ENTRIES SUPPLIED
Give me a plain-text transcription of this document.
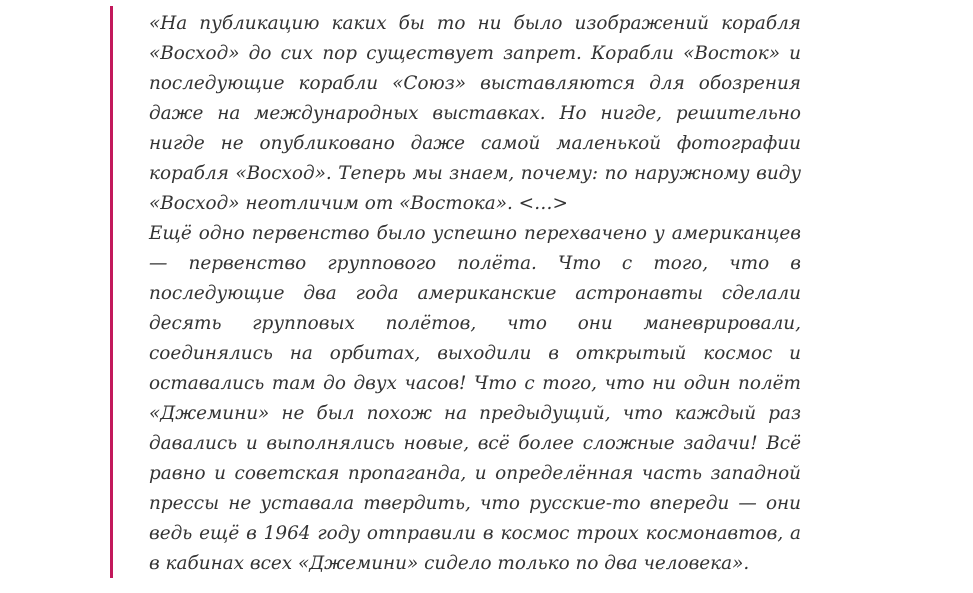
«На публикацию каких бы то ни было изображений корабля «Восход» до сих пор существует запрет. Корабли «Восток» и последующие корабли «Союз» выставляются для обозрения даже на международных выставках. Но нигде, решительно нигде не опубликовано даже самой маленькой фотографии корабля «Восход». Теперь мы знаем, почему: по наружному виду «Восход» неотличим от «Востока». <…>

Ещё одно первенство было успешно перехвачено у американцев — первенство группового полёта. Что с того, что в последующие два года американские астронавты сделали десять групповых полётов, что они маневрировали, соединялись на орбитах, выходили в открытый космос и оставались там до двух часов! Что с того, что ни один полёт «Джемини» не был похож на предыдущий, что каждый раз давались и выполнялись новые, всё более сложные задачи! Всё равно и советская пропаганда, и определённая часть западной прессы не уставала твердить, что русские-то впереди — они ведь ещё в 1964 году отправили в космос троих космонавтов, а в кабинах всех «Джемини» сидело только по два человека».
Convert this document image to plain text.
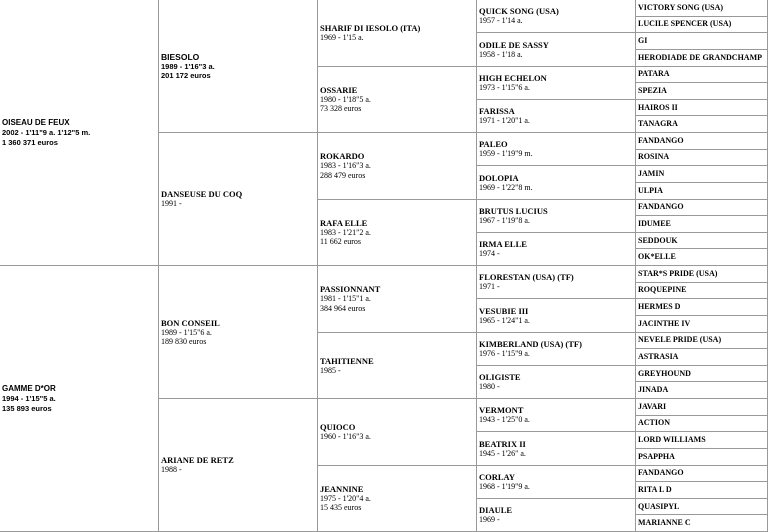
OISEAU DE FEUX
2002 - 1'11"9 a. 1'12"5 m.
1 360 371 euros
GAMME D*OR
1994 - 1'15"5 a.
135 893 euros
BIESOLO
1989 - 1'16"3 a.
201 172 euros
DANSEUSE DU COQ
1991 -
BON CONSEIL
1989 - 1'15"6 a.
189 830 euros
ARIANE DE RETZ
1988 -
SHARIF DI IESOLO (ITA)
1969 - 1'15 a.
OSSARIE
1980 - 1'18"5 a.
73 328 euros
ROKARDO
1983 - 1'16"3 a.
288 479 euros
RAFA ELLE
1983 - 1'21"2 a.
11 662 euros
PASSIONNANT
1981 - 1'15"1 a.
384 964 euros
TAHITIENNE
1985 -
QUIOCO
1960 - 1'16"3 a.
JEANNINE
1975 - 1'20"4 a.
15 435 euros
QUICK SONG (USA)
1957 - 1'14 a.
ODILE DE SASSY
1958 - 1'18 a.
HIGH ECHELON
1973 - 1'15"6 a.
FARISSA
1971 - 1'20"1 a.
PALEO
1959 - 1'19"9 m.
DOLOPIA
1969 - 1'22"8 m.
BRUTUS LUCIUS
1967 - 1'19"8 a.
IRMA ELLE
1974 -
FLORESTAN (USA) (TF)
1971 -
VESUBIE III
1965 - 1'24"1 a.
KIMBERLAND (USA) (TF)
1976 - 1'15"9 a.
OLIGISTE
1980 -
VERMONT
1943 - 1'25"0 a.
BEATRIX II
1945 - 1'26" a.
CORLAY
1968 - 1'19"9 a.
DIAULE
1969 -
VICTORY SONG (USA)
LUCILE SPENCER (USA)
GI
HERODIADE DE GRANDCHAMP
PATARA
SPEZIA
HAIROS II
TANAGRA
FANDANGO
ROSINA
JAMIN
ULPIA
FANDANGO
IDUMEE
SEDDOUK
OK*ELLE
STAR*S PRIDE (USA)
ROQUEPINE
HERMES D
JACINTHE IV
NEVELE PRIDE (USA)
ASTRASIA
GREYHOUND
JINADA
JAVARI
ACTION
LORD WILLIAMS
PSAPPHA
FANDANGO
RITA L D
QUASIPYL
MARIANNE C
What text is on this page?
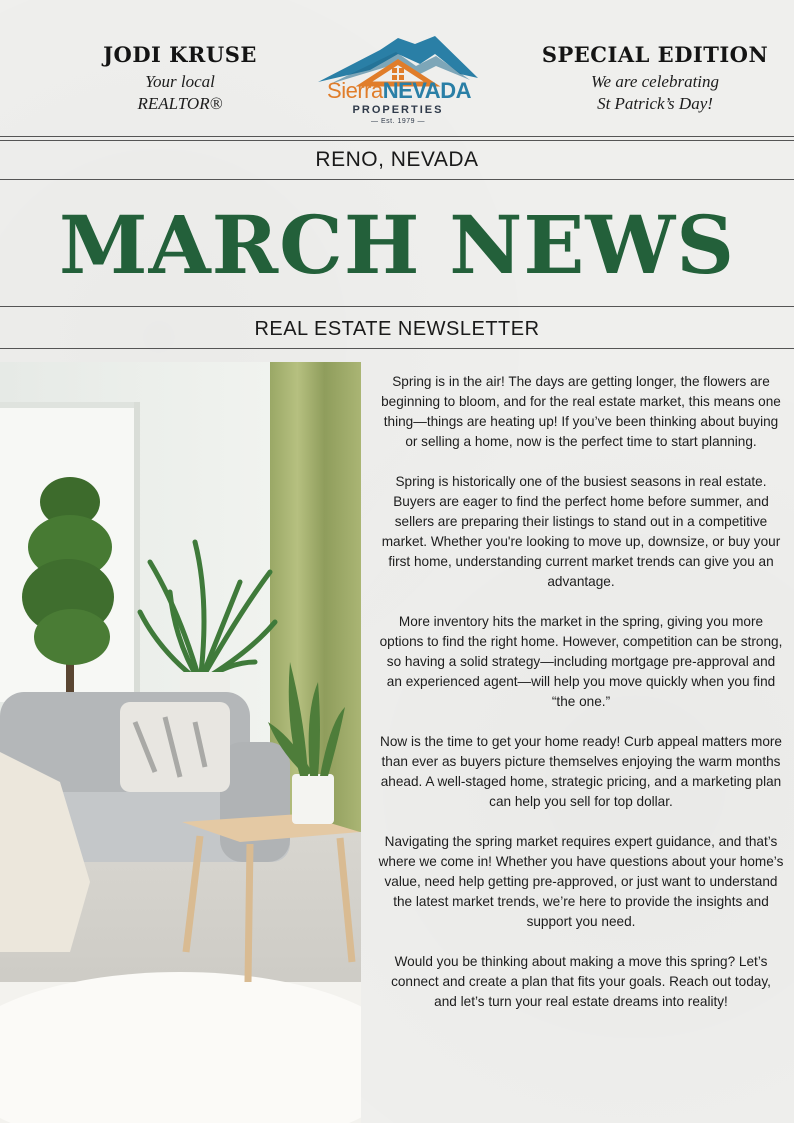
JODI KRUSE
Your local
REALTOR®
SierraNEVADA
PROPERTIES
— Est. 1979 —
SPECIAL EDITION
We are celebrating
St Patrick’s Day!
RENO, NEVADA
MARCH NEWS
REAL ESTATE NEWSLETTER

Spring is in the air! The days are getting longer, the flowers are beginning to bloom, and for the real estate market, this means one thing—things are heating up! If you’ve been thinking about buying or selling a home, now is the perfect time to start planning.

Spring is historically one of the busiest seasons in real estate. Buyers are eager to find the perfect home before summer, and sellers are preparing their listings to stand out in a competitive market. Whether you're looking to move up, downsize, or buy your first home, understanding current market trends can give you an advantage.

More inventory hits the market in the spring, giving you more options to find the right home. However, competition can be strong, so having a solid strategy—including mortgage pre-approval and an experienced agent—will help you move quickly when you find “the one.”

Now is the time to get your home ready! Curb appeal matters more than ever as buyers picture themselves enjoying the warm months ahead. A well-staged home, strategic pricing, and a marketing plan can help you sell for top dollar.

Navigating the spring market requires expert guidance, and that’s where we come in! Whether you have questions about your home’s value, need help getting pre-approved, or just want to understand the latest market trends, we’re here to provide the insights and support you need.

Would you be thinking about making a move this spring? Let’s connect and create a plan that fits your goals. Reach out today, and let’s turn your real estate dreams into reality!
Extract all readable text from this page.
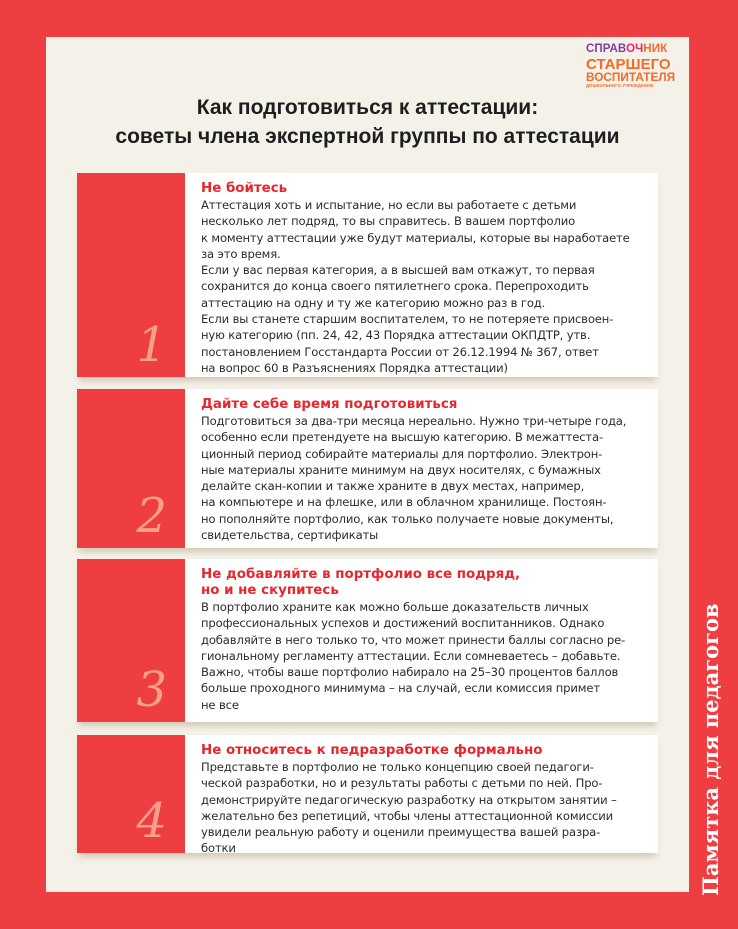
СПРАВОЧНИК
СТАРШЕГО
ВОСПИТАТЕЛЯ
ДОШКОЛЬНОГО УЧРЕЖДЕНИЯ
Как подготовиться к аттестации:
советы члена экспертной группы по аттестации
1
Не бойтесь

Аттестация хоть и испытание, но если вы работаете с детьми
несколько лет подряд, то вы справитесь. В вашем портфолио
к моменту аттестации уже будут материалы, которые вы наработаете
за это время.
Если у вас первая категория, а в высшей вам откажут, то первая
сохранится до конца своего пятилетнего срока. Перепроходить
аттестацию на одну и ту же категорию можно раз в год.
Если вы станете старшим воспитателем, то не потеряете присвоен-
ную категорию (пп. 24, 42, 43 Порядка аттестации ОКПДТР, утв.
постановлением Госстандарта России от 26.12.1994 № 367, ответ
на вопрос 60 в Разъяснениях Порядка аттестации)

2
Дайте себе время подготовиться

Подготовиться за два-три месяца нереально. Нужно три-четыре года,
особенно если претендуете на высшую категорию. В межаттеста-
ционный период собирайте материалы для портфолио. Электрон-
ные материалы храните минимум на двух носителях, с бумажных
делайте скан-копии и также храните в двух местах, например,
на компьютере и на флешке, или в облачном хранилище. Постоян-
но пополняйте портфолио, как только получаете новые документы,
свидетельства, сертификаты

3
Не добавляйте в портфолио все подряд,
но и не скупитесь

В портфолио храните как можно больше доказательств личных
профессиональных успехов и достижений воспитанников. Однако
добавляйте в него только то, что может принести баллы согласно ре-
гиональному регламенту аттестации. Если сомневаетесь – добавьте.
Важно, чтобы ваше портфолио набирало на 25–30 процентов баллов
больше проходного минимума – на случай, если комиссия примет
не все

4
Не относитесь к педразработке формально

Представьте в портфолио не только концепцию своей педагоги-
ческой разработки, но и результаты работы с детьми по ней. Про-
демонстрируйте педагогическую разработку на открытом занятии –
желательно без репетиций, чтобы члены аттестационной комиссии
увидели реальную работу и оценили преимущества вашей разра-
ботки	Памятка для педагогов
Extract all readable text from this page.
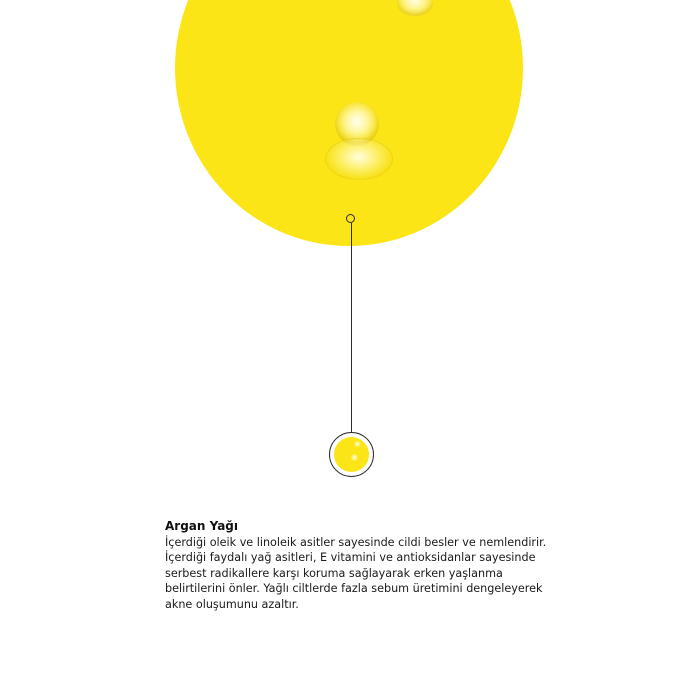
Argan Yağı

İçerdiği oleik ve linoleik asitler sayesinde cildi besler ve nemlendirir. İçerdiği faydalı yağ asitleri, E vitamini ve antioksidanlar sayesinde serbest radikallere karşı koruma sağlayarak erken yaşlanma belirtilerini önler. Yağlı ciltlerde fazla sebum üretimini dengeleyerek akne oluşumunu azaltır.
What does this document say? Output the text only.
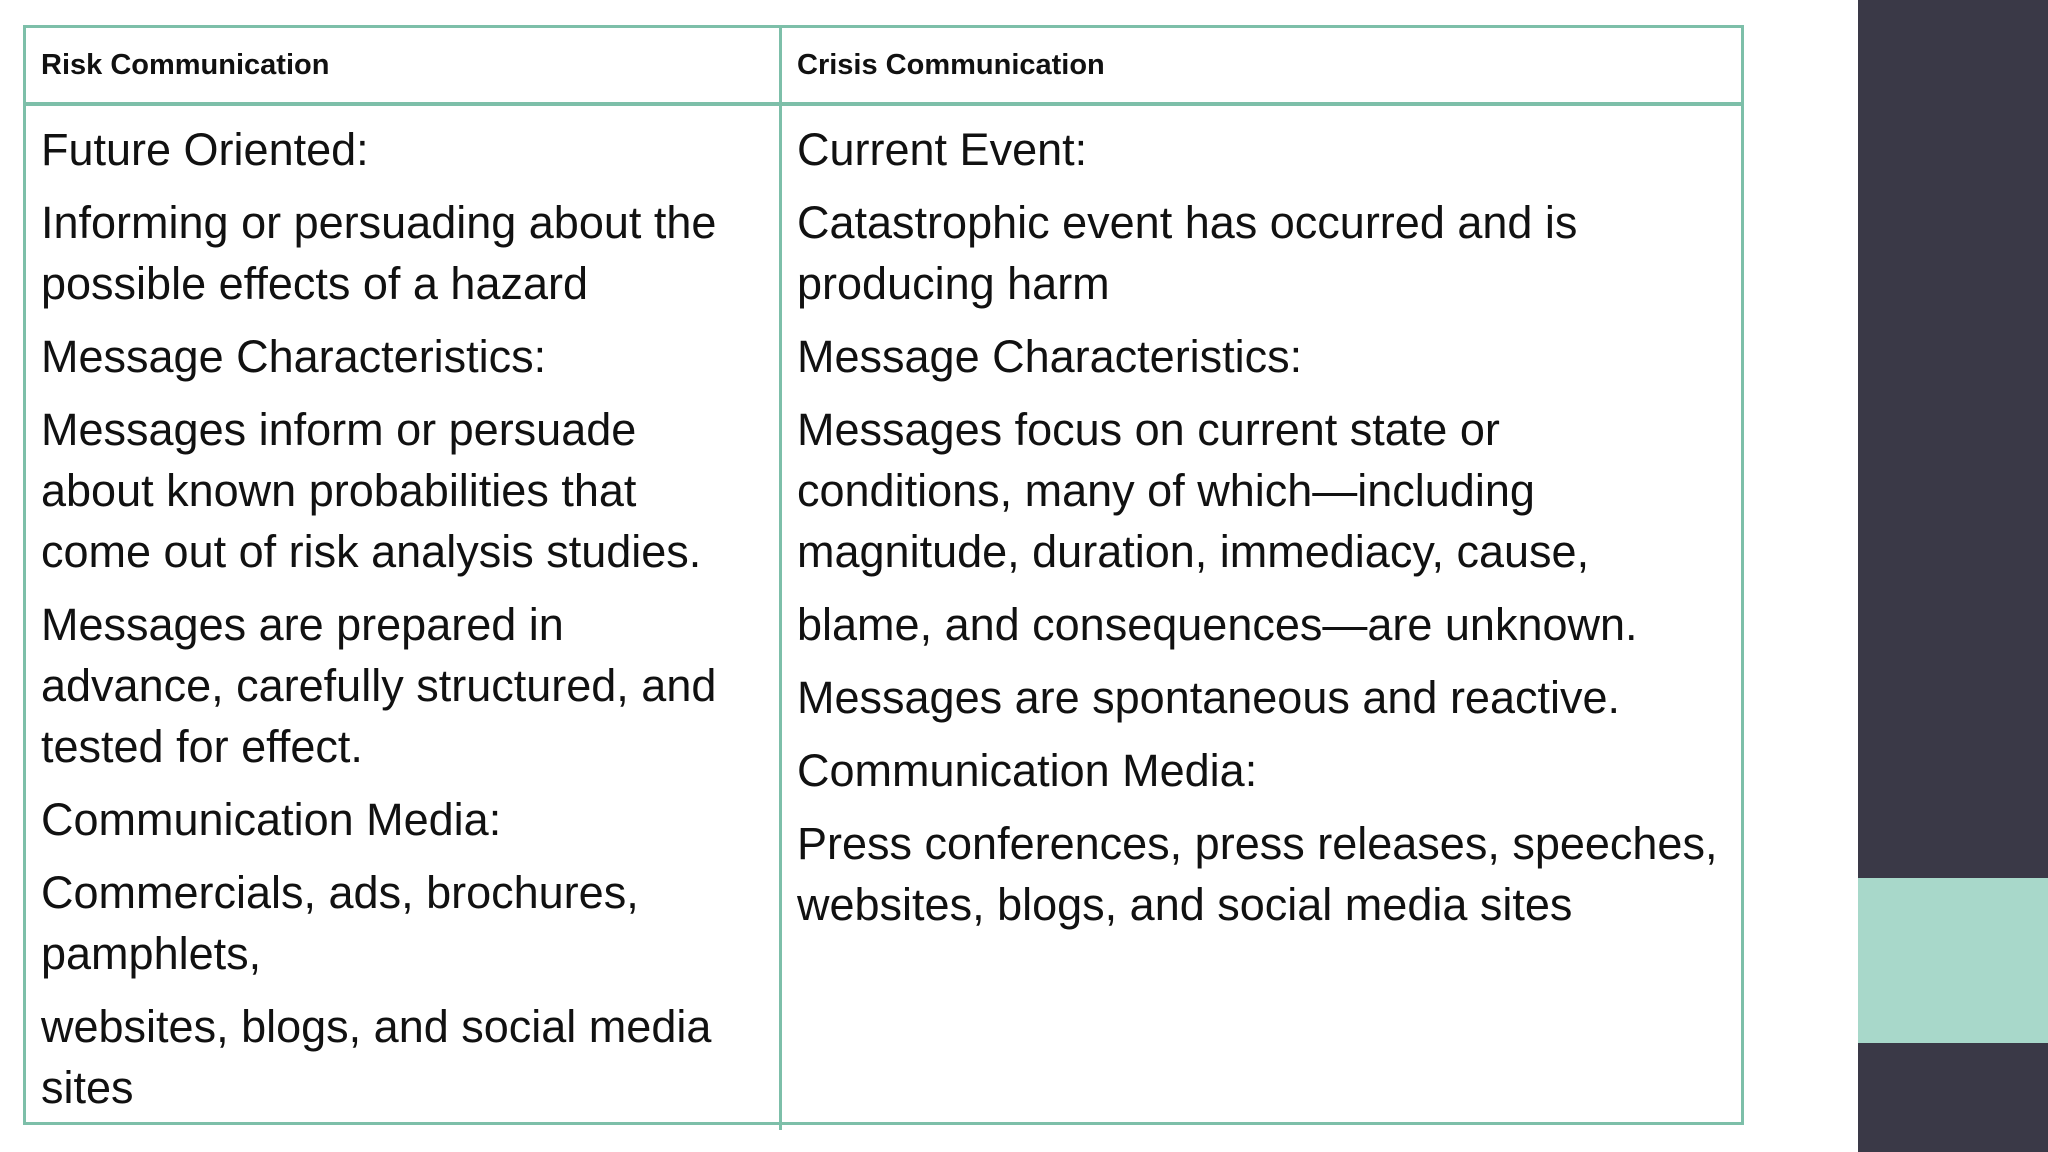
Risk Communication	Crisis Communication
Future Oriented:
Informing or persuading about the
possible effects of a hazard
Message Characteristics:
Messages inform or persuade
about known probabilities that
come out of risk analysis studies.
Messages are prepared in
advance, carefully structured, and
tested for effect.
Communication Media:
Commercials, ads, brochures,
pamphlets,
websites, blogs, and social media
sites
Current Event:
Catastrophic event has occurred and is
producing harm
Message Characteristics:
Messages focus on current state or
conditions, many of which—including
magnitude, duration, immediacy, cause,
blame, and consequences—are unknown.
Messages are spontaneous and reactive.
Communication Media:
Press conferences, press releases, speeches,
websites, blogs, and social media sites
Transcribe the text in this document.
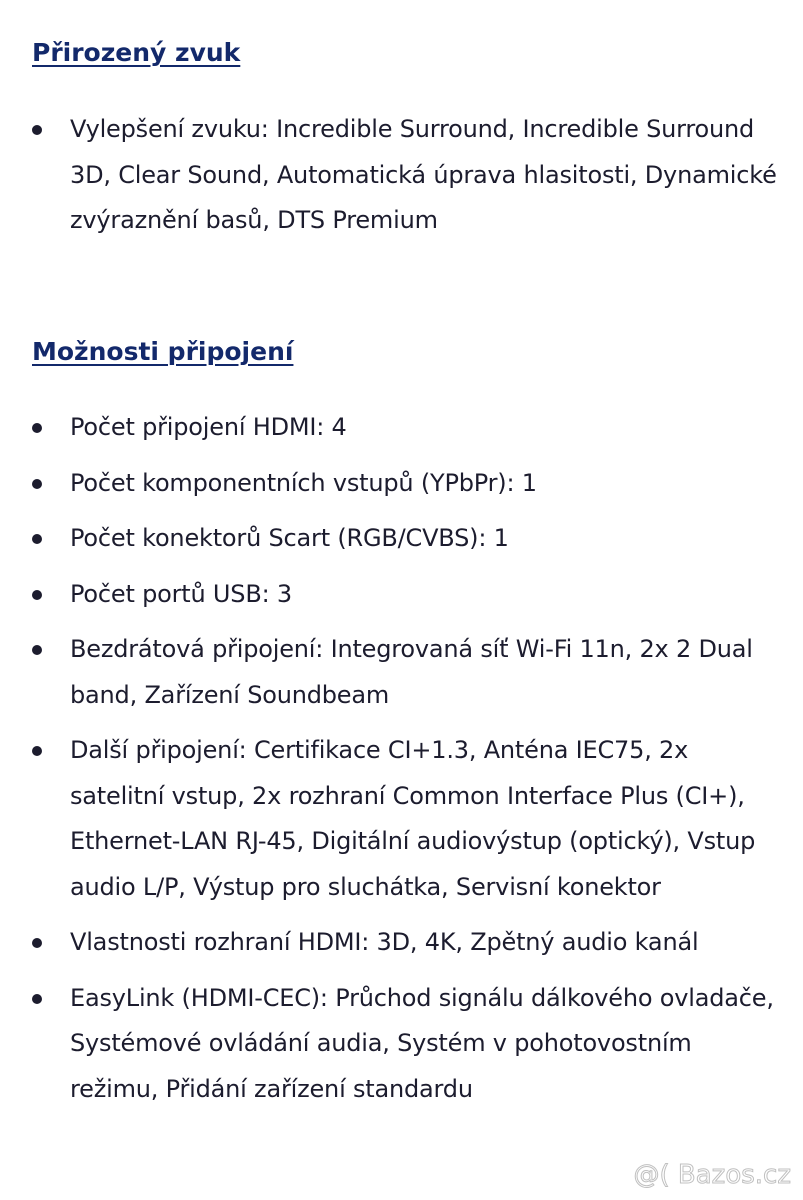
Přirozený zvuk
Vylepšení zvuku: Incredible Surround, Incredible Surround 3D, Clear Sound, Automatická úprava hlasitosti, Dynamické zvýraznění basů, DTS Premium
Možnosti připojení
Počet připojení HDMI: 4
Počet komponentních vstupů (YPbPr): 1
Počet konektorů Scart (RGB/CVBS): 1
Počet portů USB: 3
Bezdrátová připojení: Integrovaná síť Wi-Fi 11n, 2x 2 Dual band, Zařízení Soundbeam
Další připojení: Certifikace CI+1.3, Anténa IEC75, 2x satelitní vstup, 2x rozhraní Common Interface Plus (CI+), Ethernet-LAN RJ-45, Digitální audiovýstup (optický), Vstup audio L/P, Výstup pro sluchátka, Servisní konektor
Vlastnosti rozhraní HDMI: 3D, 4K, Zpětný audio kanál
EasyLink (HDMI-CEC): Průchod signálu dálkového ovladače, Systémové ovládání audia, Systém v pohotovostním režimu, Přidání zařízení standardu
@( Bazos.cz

WHAT THE TASK ASKS
Of the lines in the material, how many contain the word "подряд"? Reply with the number and nothing else.

TASK RESPONSE
2